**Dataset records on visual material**
%%

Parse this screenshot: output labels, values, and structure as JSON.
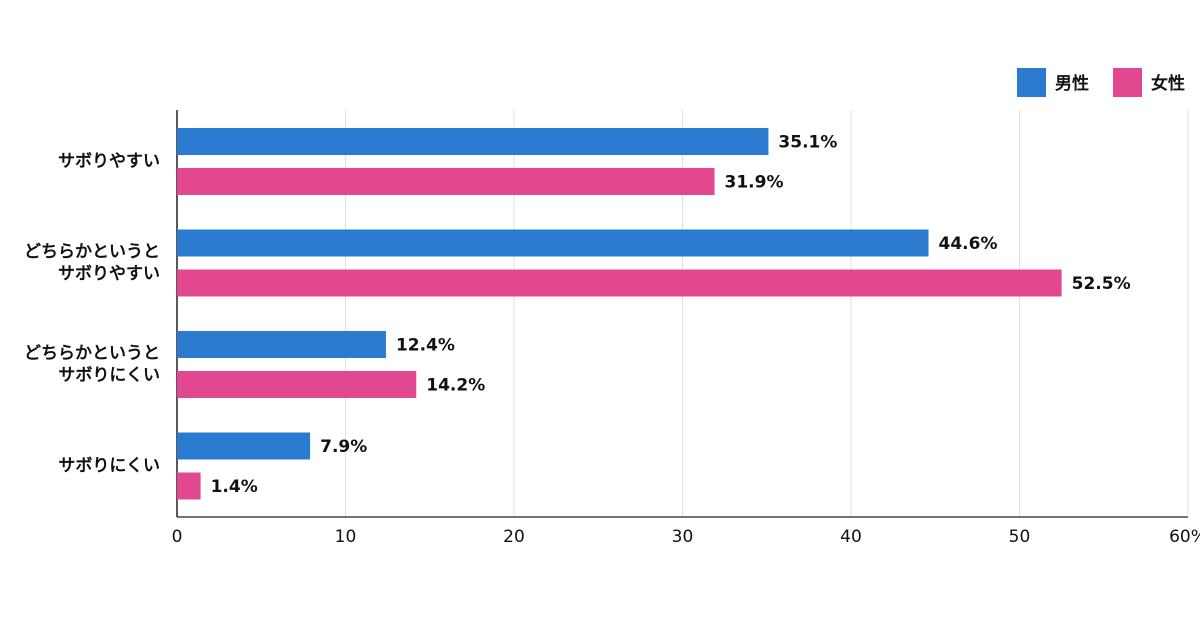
{
  "chart_data": {
    "type": "bar",
    "orientation": "horizontal",
    "categories": [
      "サボりやすい",
      "どちらかというと\nサボりやすい",
      "どちらかというと\nサボりにくい",
      "サボりにくい"
    ],
    "series": [
      {
        "name": "男性",
        "color": "#2a7bd0",
        "values": [
          35.1,
          44.6,
          12.4,
          7.9
        ],
        "value_labels": [
          "35.1%",
          "44.6%",
          "12.4%",
          "7.9%"
        ]
      },
      {
        "name": "女性",
        "color": "#e2488f",
        "values": [
          31.9,
          52.5,
          14.2,
          1.4
        ],
        "value_labels": [
          "31.9%",
          "52.5%",
          "14.2%",
          "1.4%"
        ]
      }
    ],
    "xlim": [
      0,
      60
    ],
    "xticks": [
      0,
      10,
      20,
      30,
      40,
      50,
      {
        "value": 60,
        "label": "60%"
      }
    ],
    "grid": true,
    "legend": "top-right"
  }
}
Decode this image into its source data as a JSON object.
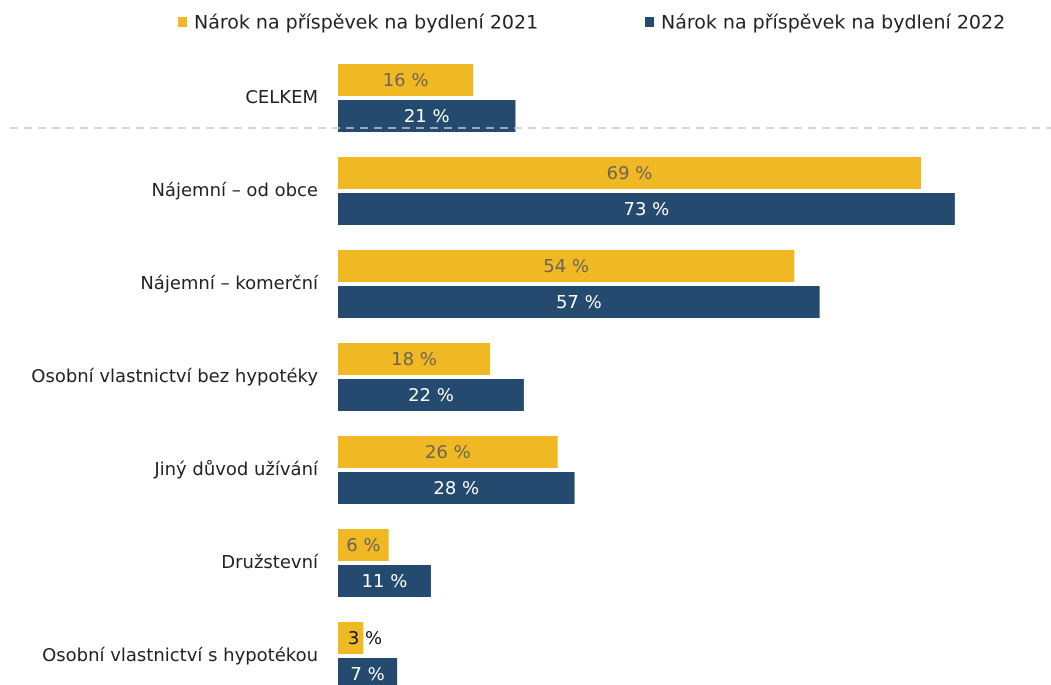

%%

**REQUIREMENTS**
Set down every record once more, word for word, without pictures.

**REPLY**
Parse this screenshot: output labels, values, and structure as JSON.
{
  "chart_data": {
    "type": "bar",
    "orientation": "horizontal",
    "categories": [
      "サボりやすい",
      "どちらかというと\nサボりやすい",
      "どちらかというと\nサボりにくい",
      "サボりにくい"
    ],
    "series": [
      {
        "name": "男性",
        "color": "#2a7bd0",
        "values": [
          35.1,
          44.6,
          12.4,
          7.9
        ],
        "value_labels": [
          "35.1%",
          "44.6%",
          "12.4%",
          "7.9%"
        ]
      },
      {
        "name": "女性",
        "color": "#e2488f",
        "values": [
          31.9,
          52.5,
          14.2,
          1.4
        ],
        "value_labels": [
          "31.9%",
          "52.5%",
          "14.2%",
          "1.4%"
        ]
      }
    ],
    "xlim": [
      0,
      60
    ],
    "xticks": [
      0,
      10,
      20,
      30,
      40,
      50,
      {
        "value": 60,
        "label": "60%"
      }
    ],
    "grid": true,
    "legend": "top-right"
  }
}
Decode this image into its source data as a JSON object.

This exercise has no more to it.